PROVIDED RECORDS:
--*--
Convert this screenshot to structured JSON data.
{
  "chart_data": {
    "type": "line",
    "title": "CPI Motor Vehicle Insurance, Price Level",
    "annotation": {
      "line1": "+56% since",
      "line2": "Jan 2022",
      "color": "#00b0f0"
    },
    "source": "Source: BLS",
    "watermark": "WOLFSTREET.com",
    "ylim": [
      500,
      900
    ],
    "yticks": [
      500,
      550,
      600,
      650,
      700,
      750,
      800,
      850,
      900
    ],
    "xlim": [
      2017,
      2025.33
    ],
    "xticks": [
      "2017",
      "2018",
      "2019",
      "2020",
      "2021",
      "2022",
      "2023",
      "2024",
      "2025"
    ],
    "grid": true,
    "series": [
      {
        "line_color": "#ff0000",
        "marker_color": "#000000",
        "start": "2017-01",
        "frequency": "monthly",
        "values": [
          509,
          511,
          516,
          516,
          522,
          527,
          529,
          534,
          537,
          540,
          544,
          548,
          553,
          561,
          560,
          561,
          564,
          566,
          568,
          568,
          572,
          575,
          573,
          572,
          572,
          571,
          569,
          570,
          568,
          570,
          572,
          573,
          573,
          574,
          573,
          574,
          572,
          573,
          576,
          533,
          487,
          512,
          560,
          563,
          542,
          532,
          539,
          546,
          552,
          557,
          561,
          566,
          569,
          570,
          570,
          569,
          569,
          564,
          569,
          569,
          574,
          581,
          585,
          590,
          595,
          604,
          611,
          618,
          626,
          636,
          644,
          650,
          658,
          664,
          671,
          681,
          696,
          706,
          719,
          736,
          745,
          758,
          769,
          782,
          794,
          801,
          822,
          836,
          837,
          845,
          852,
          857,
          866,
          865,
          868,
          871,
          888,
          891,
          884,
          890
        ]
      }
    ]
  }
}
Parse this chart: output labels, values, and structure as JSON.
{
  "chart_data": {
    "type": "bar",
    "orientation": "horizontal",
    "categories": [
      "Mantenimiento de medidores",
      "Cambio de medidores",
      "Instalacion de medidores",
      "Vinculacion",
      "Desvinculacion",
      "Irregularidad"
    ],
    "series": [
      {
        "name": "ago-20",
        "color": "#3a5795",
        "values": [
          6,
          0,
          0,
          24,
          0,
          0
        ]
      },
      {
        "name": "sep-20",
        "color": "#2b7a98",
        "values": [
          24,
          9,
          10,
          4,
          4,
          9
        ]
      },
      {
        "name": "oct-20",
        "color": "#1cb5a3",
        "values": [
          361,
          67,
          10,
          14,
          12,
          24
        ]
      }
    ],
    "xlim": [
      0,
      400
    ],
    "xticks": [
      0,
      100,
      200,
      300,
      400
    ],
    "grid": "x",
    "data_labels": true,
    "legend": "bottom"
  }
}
--*--
OBJECTIVE:
Copy each line above that contains the word "medidores".

COMPLETED EXERCISE:
      "Mantenimiento de medidores",
      "Cambio de medidores",
      "Instalacion de medidores",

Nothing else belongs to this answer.